Word for word, transcribe the lines below and drop the pictures.

## Begin Record set

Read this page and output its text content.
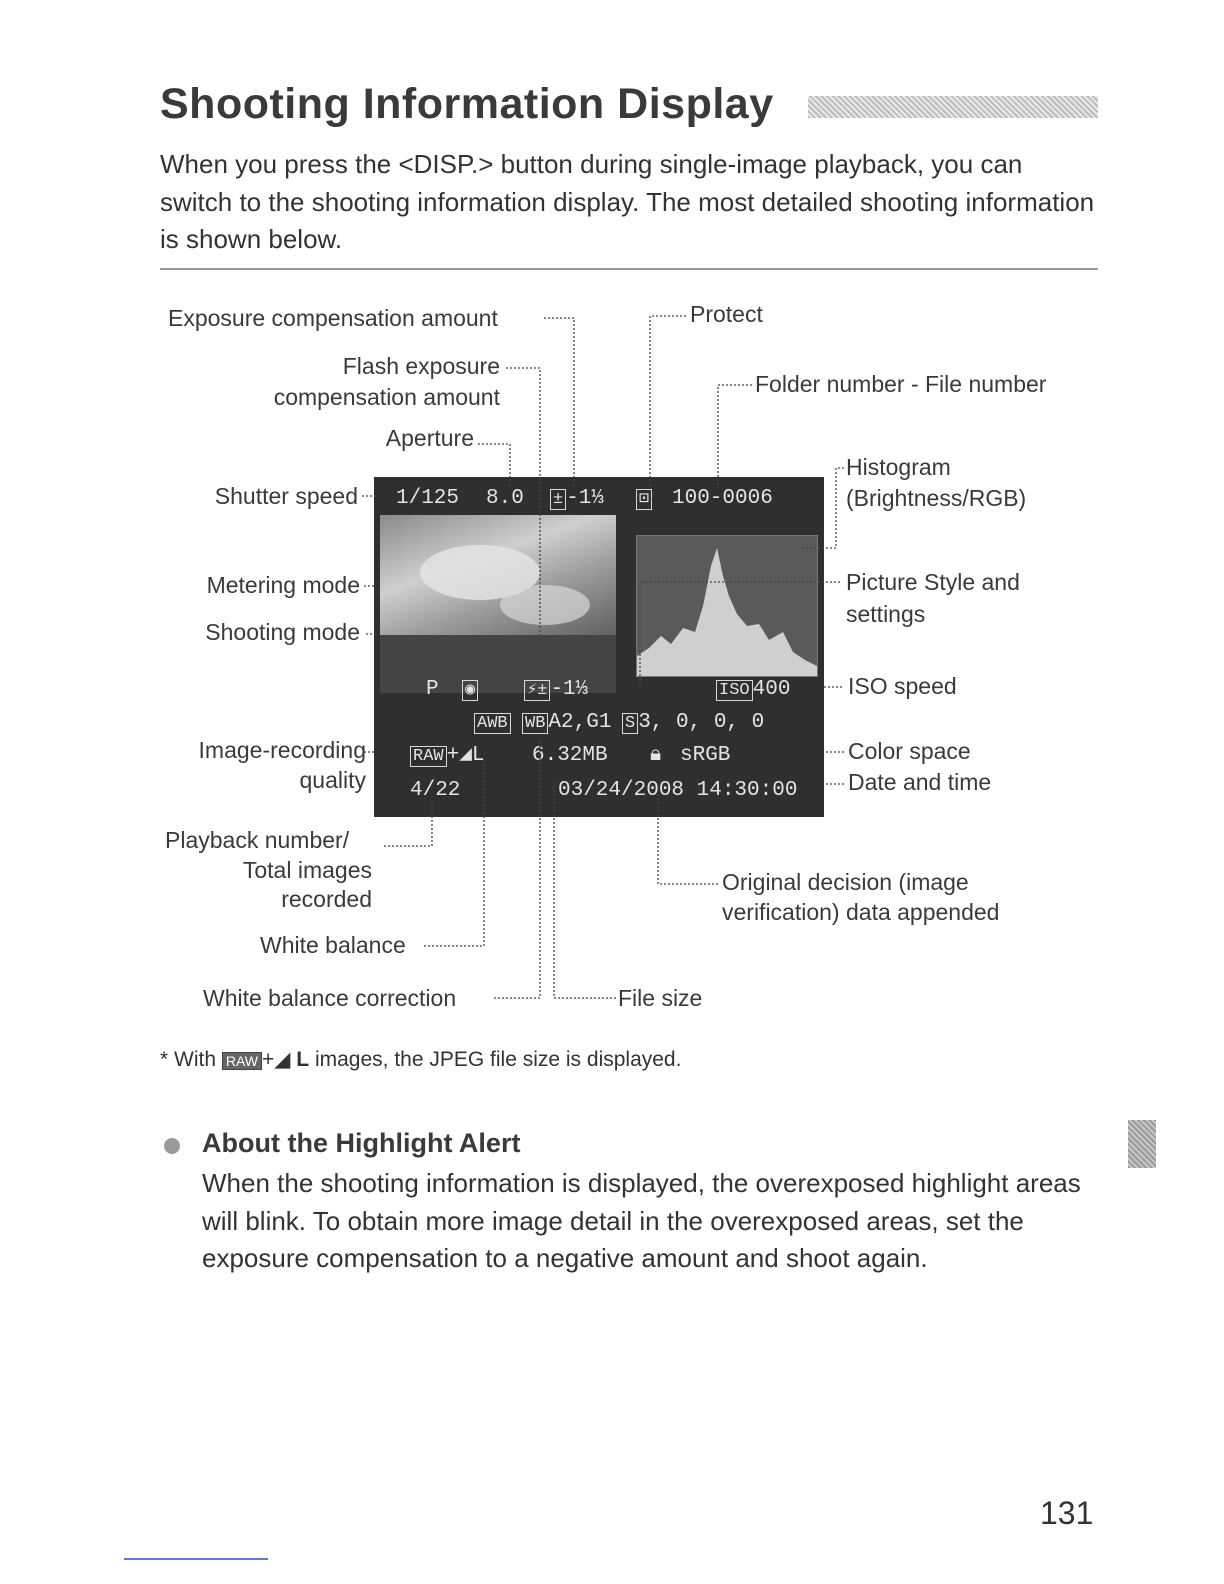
Shooting Information Display
When you press the <DISP.> button during single-image playback, you can switch to the shooting information display. The most detailed shooting information is shown below.
Exposure compensation amount
Flash exposure
compensation amount
Aperture
Shutter speed
Metering mode
Shooting mode
Image-recording
quality
Playback number/
Total images
recorded
White balance
White balance correction
Protect
Folder number - File number
Histogram
(Brightness/RGB)
Picture Style and
settings
ISO speed
Color space
Date and time
Original decision (image
verification) data appended
File size
1/125 8.0 ± -1⅓ ⊡ 100-0006
P ◉	⚡± -1⅓	ISO 400
AWB WB A2,G1 S 3, 0, 0, 0
RAW +◢L 6.32MB 🔒︎ sRGB
4/22	03/24/2008 14:30:00
* With RAW +◢ L images, the JPEG file size is displayed.
About the Highlight Alert
When the shooting information is displayed, the overexposed highlight areas will blink. To obtain more image detail in the overexposed areas, set the exposure compensation to a negative amount and shoot again.
131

## End Record set

• [Full answer]
Read this page and output its text content.
Shooting Information Display
When you press the <DISP.> button during single-image playback, you can switch to the shooting information display. The most detailed shooting information is shown below.
Exposure compensation amount
Flash exposure
compensation amount
Aperture
Shutter speed
Metering mode
Shooting mode
Image-recording
quality
Playback number/
Total images
recorded
White balance
White balance correction
Protect
Folder number - File number
Histogram
(Brightness/RGB)
Picture Style and
settings
ISO speed
Color space
Date and time
Original decision (image
verification) data appended
File size
1/125 8.0 ± -1⅓ ⊡ 100-0006
P ◉	⚡± -1⅓	ISO 400
AWB WB A2,G1 S 3, 0, 0, 0
RAW +◢L 6.32MB 🔒︎ sRGB
4/22	03/24/2008 14:30:00
* With RAW +◢ L images, the JPEG file size is displayed.
About the Highlight Alert
When the shooting information is displayed, the overexposed highlight areas will blink. To obtain more image detail in the overexposed areas, set the exposure compensation to a negative amount and shoot again.
131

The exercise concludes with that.